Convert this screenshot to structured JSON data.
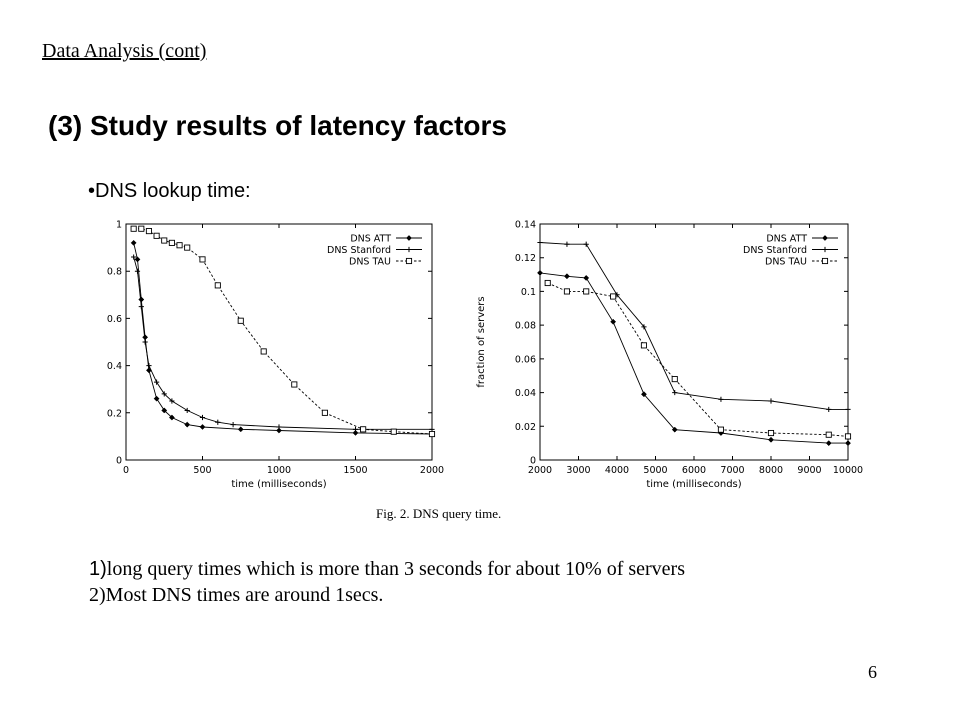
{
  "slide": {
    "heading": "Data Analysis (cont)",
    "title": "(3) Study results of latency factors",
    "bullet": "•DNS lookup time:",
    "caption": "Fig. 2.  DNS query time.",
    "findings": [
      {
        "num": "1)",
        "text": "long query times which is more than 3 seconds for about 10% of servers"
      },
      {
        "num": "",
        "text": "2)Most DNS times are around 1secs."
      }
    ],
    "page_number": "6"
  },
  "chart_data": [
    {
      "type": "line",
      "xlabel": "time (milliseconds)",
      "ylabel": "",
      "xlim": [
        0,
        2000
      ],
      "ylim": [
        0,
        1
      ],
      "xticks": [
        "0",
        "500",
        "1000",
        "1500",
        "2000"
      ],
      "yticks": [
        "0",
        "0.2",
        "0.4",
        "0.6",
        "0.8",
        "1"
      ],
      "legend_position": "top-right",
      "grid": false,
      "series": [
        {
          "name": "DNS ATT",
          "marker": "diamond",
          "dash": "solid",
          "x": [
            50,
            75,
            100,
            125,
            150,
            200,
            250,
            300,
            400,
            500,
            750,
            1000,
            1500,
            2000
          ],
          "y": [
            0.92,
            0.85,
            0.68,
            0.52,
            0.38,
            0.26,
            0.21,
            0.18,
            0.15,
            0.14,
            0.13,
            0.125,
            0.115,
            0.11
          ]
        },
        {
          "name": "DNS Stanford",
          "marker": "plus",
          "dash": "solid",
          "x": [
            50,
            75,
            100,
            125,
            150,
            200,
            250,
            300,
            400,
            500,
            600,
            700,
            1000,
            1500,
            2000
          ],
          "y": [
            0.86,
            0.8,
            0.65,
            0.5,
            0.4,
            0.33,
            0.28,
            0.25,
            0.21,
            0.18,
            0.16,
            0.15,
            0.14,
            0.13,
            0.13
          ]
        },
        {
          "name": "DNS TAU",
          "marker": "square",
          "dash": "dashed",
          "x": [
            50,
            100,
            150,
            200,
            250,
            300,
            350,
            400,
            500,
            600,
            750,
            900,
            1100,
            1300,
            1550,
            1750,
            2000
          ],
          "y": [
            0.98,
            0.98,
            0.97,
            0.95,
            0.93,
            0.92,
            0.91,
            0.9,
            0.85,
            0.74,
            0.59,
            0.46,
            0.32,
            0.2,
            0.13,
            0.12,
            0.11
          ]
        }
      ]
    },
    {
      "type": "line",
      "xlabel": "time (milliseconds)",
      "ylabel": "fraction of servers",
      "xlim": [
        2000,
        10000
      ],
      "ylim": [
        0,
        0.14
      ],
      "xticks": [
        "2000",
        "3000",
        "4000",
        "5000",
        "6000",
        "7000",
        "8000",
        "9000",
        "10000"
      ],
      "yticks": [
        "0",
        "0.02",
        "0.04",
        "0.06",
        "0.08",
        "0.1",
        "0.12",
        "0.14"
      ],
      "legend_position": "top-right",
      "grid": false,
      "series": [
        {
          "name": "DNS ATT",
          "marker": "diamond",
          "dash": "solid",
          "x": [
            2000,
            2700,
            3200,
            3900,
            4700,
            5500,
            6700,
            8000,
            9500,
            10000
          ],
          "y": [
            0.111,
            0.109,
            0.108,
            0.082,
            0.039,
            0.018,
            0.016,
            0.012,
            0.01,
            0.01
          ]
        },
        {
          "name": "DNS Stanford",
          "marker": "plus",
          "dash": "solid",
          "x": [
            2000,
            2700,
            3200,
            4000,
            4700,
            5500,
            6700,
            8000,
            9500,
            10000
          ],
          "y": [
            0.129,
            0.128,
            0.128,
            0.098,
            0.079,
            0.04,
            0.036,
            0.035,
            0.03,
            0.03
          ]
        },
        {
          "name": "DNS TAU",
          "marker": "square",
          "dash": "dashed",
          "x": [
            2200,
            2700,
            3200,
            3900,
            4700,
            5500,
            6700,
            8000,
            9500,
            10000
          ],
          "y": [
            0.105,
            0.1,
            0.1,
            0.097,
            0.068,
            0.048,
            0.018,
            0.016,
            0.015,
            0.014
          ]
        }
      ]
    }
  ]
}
────────
PROBLEM :: Locate all lines that include the word "times" and copy them out.

EXPECTED ANSWER ::
        "text": "long query times which is more than 3 seconds for about 10% of servers"
        "text": "2)Most DNS times are around 1secs."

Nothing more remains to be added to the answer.